* Exercise brief *
Every entry must be duplicated precisely as written.

* Data supplied *
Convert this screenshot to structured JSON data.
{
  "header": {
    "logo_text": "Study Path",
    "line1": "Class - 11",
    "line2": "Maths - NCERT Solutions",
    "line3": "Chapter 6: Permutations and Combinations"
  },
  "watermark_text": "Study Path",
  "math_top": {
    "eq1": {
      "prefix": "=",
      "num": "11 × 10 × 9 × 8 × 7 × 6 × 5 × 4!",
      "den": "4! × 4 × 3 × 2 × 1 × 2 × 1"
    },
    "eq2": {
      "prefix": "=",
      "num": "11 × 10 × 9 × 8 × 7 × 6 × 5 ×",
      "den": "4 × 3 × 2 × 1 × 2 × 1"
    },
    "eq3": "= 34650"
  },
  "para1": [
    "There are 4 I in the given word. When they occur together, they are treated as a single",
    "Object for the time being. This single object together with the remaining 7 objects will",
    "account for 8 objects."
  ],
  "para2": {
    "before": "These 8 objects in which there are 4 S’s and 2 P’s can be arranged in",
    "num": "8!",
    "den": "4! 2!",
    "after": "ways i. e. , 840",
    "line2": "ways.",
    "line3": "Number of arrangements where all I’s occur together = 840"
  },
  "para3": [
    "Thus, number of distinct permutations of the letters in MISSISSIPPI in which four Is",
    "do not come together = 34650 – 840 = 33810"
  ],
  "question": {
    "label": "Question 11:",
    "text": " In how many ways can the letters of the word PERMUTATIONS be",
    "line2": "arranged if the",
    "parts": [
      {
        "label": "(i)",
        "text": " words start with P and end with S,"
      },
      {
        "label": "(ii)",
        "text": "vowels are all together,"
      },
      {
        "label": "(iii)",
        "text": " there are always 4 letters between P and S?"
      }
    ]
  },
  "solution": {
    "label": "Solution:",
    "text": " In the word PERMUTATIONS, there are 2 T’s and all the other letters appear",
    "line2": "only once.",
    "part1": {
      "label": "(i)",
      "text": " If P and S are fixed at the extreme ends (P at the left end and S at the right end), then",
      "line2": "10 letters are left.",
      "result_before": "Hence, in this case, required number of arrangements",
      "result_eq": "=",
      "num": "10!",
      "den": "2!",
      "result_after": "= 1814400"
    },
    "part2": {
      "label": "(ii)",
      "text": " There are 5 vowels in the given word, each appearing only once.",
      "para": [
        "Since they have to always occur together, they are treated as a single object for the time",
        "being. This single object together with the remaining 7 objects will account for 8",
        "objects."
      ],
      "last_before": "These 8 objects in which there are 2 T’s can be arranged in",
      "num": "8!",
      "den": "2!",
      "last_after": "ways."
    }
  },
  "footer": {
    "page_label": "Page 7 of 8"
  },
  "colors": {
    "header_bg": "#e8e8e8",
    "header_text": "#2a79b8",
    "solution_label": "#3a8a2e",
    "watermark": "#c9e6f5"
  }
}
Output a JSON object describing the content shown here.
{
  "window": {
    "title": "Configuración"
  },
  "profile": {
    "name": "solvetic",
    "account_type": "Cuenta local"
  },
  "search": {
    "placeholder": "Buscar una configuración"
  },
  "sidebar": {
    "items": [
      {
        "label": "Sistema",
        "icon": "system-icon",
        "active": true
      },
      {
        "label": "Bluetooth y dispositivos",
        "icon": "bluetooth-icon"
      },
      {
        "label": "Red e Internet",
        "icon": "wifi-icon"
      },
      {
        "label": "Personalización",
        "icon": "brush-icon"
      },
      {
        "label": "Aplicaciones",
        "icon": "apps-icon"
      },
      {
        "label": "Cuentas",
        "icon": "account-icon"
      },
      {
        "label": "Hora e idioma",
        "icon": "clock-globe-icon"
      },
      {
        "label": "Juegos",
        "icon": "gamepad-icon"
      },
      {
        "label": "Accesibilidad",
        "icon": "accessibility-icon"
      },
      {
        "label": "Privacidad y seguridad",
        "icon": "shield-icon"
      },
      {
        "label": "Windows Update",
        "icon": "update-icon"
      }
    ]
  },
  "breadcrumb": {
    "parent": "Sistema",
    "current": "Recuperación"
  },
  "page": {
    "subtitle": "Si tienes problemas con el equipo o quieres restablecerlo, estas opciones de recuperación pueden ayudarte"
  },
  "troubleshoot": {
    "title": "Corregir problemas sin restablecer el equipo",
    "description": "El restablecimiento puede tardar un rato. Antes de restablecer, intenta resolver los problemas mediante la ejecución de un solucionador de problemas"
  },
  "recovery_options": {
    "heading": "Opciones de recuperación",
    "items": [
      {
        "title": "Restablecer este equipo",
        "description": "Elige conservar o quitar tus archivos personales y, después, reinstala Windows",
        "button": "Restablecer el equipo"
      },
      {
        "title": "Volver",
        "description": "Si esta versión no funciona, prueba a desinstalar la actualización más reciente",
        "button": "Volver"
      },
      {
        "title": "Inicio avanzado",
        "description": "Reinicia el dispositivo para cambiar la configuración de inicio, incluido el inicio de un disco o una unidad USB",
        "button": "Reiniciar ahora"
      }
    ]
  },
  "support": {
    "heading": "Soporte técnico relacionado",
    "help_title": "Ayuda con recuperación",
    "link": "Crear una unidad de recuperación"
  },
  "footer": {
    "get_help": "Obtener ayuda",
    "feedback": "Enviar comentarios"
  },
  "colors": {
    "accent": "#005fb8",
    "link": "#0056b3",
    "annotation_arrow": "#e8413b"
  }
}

* Output below *
Convert this screenshot to structured JSON data.
{
  "header": {
    "logo_text": "Study Path",
    "line1": "Class - 11",
    "line2": "Maths - NCERT Solutions",
    "line3": "Chapter 6: Permutations and Combinations"
  },
  "watermark_text": "Study Path",
  "math_top": {
    "eq1": {
      "prefix": "=",
      "num": "11 × 10 × 9 × 8 × 7 × 6 × 5 × 4!",
      "den": "4! × 4 × 3 × 2 × 1 × 2 × 1"
    },
    "eq2": {
      "prefix": "=",
      "num": "11 × 10 × 9 × 8 × 7 × 6 × 5 ×",
      "den": "4 × 3 × 2 × 1 × 2 × 1"
    },
    "eq3": "= 34650"
  },
  "para1": [
    "There are 4 I in the given word. When they occur together, they are treated as a single",
    "Object for the time being. This single object together with the remaining 7 objects will",
    "account for 8 objects."
  ],
  "para2": {
    "before": "These 8 objects in which there are 4 S’s and 2 P’s can be arranged in",
    "num": "8!",
    "den": "4! 2!",
    "after": "ways i. e. , 840",
    "line2": "ways.",
    "line3": "Number of arrangements where all I’s occur together = 840"
  },
  "para3": [
    "Thus, number of distinct permutations of the letters in MISSISSIPPI in which four Is",
    "do not come together = 34650 – 840 = 33810"
  ],
  "question": {
    "label": "Question 11:",
    "text": " In how many ways can the letters of the word PERMUTATIONS be",
    "line2": "arranged if the",
    "parts": [
      {
        "label": "(i)",
        "text": " words start with P and end with S,"
      },
      {
        "label": "(ii)",
        "text": "vowels are all together,"
      },
      {
        "label": "(iii)",
        "text": " there are always 4 letters between P and S?"
      }
    ]
  },
  "solution": {
    "label": "Solution:",
    "text": " In the word PERMUTATIONS, there are 2 T’s and all the other letters appear",
    "line2": "only once.",
    "part1": {
      "label": "(i)",
      "text": " If P and S are fixed at the extreme ends (P at the left end and S at the right end), then",
      "line2": "10 letters are left.",
      "result_before": "Hence, in this case, required number of arrangements",
      "result_eq": "=",
      "num": "10!",
      "den": "2!",
      "result_after": "= 1814400"
    },
    "part2": {
      "label": "(ii)",
      "text": " There are 5 vowels in the given word, each appearing only once.",
      "para": [
        "Since they have to always occur together, they are treated as a single object for the time",
        "being. This single object together with the remaining 7 objects will account for 8",
        "objects."
      ],
      "last_before": "These 8 objects in which there are 2 T’s can be arranged in",
      "num": "8!",
      "den": "2!",
      "last_after": "ways."
    }
  },
  "footer": {
    "page_label": "Page 7 of 8"
  },
  "colors": {
    "header_bg": "#e8e8e8",
    "header_text": "#2a79b8",
    "solution_label": "#3a8a2e",
    "watermark": "#c9e6f5"
  }
}
Output a JSON object describing the content shown here.
{
  "window": {
    "title": "Configuración"
  },
  "profile": {
    "name": "solvetic",
    "account_type": "Cuenta local"
  },
  "search": {
    "placeholder": "Buscar una configuración"
  },
  "sidebar": {
    "items": [
      {
        "label": "Sistema",
        "icon": "system-icon",
        "active": true
      },
      {
        "label": "Bluetooth y dispositivos",
        "icon": "bluetooth-icon"
      },
      {
        "label": "Red e Internet",
        "icon": "wifi-icon"
      },
      {
        "label": "Personalización",
        "icon": "brush-icon"
      },
      {
        "label": "Aplicaciones",
        "icon": "apps-icon"
      },
      {
        "label": "Cuentas",
        "icon": "account-icon"
      },
      {
        "label": "Hora e idioma",
        "icon": "clock-globe-icon"
      },
      {
        "label": "Juegos",
        "icon": "gamepad-icon"
      },
      {
        "label": "Accesibilidad",
        "icon": "accessibility-icon"
      },
      {
        "label": "Privacidad y seguridad",
        "icon": "shield-icon"
      },
      {
        "label": "Windows Update",
        "icon": "update-icon"
      }
    ]
  },
  "breadcrumb": {
    "parent": "Sistema",
    "current": "Recuperación"
  },
  "page": {
    "subtitle": "Si tienes problemas con el equipo o quieres restablecerlo, estas opciones de recuperación pueden ayudarte"
  },
  "troubleshoot": {
    "title": "Corregir problemas sin restablecer el equipo",
    "description": "El restablecimiento puede tardar un rato. Antes de restablecer, intenta resolver los problemas mediante la ejecución de un solucionador de problemas"
  },
  "recovery_options": {
    "heading": "Opciones de recuperación",
    "items": [
      {
        "title": "Restablecer este equipo",
        "description": "Elige conservar o quitar tus archivos personales y, después, reinstala Windows",
        "button": "Restablecer el equipo"
      },
      {
        "title": "Volver",
        "description": "Si esta versión no funciona, prueba a desinstalar la actualización más reciente",
        "button": "Volver"
      },
      {
        "title": "Inicio avanzado",
        "description": "Reinicia el dispositivo para cambiar la configuración de inicio, incluido el inicio de un disco o una unidad USB",
        "button": "Reiniciar ahora"
      }
    ]
  },
  "support": {
    "heading": "Soporte técnico relacionado",
    "help_title": "Ayuda con recuperación",
    "link": "Crear una unidad de recuperación"
  },
  "footer": {
    "get_help": "Obtener ayuda",
    "feedback": "Enviar comentarios"
  },
  "colors": {
    "accent": "#005fb8",
    "link": "#0056b3",
    "annotation_arrow": "#e8413b"
  }
}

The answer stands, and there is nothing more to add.